| BRIEF |
Extract the full set of records that follows, word for word.

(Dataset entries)
++++++

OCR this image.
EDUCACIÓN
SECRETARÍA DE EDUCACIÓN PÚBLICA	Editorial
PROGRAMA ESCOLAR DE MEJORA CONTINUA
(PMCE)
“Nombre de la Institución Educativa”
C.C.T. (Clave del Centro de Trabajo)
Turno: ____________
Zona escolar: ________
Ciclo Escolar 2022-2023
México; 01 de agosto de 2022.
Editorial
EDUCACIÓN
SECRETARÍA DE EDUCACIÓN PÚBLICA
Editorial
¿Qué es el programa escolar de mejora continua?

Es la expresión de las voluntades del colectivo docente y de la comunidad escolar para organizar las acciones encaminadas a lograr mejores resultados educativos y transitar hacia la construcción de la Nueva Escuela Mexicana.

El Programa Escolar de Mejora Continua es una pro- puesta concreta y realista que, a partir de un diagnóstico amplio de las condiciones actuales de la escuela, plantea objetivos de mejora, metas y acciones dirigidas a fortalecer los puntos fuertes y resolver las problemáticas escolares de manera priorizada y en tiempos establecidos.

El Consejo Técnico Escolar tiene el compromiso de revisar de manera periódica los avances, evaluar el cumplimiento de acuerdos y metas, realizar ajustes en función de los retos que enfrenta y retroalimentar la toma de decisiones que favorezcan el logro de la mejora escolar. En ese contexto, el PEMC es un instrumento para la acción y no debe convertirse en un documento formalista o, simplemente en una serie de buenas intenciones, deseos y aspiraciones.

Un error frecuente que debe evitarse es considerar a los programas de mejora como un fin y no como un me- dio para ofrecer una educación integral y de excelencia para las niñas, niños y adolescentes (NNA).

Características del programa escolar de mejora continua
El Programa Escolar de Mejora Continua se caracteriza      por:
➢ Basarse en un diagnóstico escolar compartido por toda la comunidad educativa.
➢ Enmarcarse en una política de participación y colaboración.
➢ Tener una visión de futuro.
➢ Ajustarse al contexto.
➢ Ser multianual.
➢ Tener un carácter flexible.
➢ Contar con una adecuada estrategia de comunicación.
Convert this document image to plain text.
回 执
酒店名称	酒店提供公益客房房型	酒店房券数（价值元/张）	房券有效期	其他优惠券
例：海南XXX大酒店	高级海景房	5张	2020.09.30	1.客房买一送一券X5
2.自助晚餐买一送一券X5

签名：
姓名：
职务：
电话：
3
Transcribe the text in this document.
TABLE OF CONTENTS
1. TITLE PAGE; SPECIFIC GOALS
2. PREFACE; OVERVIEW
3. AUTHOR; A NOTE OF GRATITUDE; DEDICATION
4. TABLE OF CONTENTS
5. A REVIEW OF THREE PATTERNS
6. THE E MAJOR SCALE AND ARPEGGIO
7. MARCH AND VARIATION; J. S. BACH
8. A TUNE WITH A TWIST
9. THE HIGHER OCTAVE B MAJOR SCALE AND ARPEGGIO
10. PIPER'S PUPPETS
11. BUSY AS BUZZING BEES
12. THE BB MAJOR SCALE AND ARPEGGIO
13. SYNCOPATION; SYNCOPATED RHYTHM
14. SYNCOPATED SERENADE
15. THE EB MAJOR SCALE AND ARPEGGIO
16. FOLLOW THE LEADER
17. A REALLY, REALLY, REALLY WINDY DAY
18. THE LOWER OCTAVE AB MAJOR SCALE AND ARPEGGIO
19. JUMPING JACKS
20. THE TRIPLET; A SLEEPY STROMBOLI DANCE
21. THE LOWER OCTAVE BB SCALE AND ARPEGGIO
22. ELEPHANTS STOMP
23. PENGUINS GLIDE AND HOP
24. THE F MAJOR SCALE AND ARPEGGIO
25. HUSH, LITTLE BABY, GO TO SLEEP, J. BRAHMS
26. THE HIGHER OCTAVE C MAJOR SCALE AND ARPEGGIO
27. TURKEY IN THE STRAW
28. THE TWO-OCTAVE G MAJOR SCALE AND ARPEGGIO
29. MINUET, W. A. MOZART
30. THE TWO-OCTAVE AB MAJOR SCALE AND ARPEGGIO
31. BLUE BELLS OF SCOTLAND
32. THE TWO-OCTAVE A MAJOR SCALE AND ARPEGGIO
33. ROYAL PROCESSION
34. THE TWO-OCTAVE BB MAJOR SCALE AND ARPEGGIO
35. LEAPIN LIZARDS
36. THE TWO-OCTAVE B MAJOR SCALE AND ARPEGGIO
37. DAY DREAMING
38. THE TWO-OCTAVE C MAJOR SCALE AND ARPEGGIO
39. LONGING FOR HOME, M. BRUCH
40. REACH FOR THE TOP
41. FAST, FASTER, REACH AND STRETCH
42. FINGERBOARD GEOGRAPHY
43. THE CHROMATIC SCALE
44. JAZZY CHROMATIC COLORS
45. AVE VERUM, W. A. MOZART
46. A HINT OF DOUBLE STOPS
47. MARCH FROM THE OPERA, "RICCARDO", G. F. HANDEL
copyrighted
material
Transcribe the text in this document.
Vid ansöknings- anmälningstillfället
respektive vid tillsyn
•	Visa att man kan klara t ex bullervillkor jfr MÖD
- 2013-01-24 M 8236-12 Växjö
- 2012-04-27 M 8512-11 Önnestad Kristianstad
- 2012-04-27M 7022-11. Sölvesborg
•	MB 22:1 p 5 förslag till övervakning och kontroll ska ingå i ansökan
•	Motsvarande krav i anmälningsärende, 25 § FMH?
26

++++++

| RESPONSE TO THIS EXERCISE |
OCR this image.
EDUCACIÓN
SECRETARÍA DE EDUCACIÓN PÚBLICA	Editorial
PROGRAMA ESCOLAR DE MEJORA CONTINUA
(PMCE)
“Nombre de la Institución Educativa”
C.C.T. (Clave del Centro de Trabajo)
Turno: ____________
Zona escolar: ________
Ciclo Escolar 2022-2023
México; 01 de agosto de 2022.
Editorial
EDUCACIÓN
SECRETARÍA DE EDUCACIÓN PÚBLICA
Editorial
¿Qué es el programa escolar de mejora continua?

Es la expresión de las voluntades del colectivo docente y de la comunidad escolar para organizar las acciones encaminadas a lograr mejores resultados educativos y transitar hacia la construcción de la Nueva Escuela Mexicana.

El Programa Escolar de Mejora Continua es una pro- puesta concreta y realista que, a partir de un diagnóstico amplio de las condiciones actuales de la escuela, plantea objetivos de mejora, metas y acciones dirigidas a fortalecer los puntos fuertes y resolver las problemáticas escolares de manera priorizada y en tiempos establecidos.

El Consejo Técnico Escolar tiene el compromiso de revisar de manera periódica los avances, evaluar el cumplimiento de acuerdos y metas, realizar ajustes en función de los retos que enfrenta y retroalimentar la toma de decisiones que favorezcan el logro de la mejora escolar. En ese contexto, el PEMC es un instrumento para la acción y no debe convertirse en un documento formalista o, simplemente en una serie de buenas intenciones, deseos y aspiraciones.

Un error frecuente que debe evitarse es considerar a los programas de mejora como un fin y no como un me- dio para ofrecer una educación integral y de excelencia para las niñas, niños y adolescentes (NNA).

Características del programa escolar de mejora continua
El Programa Escolar de Mejora Continua se caracteriza      por:
➢ Basarse en un diagnóstico escolar compartido por toda la comunidad educativa.
➢ Enmarcarse en una política de participación y colaboración.
➢ Tener una visión de futuro.
➢ Ajustarse al contexto.
➢ Ser multianual.
➢ Tener un carácter flexible.
➢ Contar con una adecuada estrategia de comunicación.
Convert this document image to plain text.
回 执
酒店名称	酒店提供公益客房房型	酒店房券数（价值元/张）	房券有效期	其他优惠券
例：海南XXX大酒店	高级海景房	5张	2020.09.30	1.客房买一送一券X5
2.自助晚餐买一送一券X5

签名：
姓名：
职务：
电话：
3
Transcribe the text in this document.
TABLE OF CONTENTS
1. TITLE PAGE; SPECIFIC GOALS
2. PREFACE; OVERVIEW
3. AUTHOR; A NOTE OF GRATITUDE; DEDICATION
4. TABLE OF CONTENTS
5. A REVIEW OF THREE PATTERNS
6. THE E MAJOR SCALE AND ARPEGGIO
7. MARCH AND VARIATION; J. S. BACH
8. A TUNE WITH A TWIST
9. THE HIGHER OCTAVE B MAJOR SCALE AND ARPEGGIO
10. PIPER'S PUPPETS
11. BUSY AS BUZZING BEES
12. THE BB MAJOR SCALE AND ARPEGGIO
13. SYNCOPATION; SYNCOPATED RHYTHM
14. SYNCOPATED SERENADE
15. THE EB MAJOR SCALE AND ARPEGGIO
16. FOLLOW THE LEADER
17. A REALLY, REALLY, REALLY WINDY DAY
18. THE LOWER OCTAVE AB MAJOR SCALE AND ARPEGGIO
19. JUMPING JACKS
20. THE TRIPLET; A SLEEPY STROMBOLI DANCE
21. THE LOWER OCTAVE BB SCALE AND ARPEGGIO
22. ELEPHANTS STOMP
23. PENGUINS GLIDE AND HOP
24. THE F MAJOR SCALE AND ARPEGGIO
25. HUSH, LITTLE BABY, GO TO SLEEP, J. BRAHMS
26. THE HIGHER OCTAVE C MAJOR SCALE AND ARPEGGIO
27. TURKEY IN THE STRAW
28. THE TWO-OCTAVE G MAJOR SCALE AND ARPEGGIO
29. MINUET, W. A. MOZART
30. THE TWO-OCTAVE AB MAJOR SCALE AND ARPEGGIO
31. BLUE BELLS OF SCOTLAND
32. THE TWO-OCTAVE A MAJOR SCALE AND ARPEGGIO
33. ROYAL PROCESSION
34. THE TWO-OCTAVE BB MAJOR SCALE AND ARPEGGIO
35. LEAPIN LIZARDS
36. THE TWO-OCTAVE B MAJOR SCALE AND ARPEGGIO
37. DAY DREAMING
38. THE TWO-OCTAVE C MAJOR SCALE AND ARPEGGIO
39. LONGING FOR HOME, M. BRUCH
40. REACH FOR THE TOP
41. FAST, FASTER, REACH AND STRETCH
42. FINGERBOARD GEOGRAPHY
43. THE CHROMATIC SCALE
44. JAZZY CHROMATIC COLORS
45. AVE VERUM, W. A. MOZART
46. A HINT OF DOUBLE STOPS
47. MARCH FROM THE OPERA, "RICCARDO", G. F. HANDEL
copyrighted
material
Transcribe the text in this document.
Vid ansöknings- anmälningstillfället
respektive vid tillsyn
•	Visa att man kan klara t ex bullervillkor jfr MÖD
- 2013-01-24 M 8236-12 Växjö
- 2012-04-27 M 8512-11 Önnestad Kristianstad
- 2012-04-27M 7022-11. Sölvesborg
•	MB 22:1 p 5 förslag till övervakning och kontroll ska ingå i ansökan
•	Motsvarande krav i anmälningsärende, 25 § FMH?
26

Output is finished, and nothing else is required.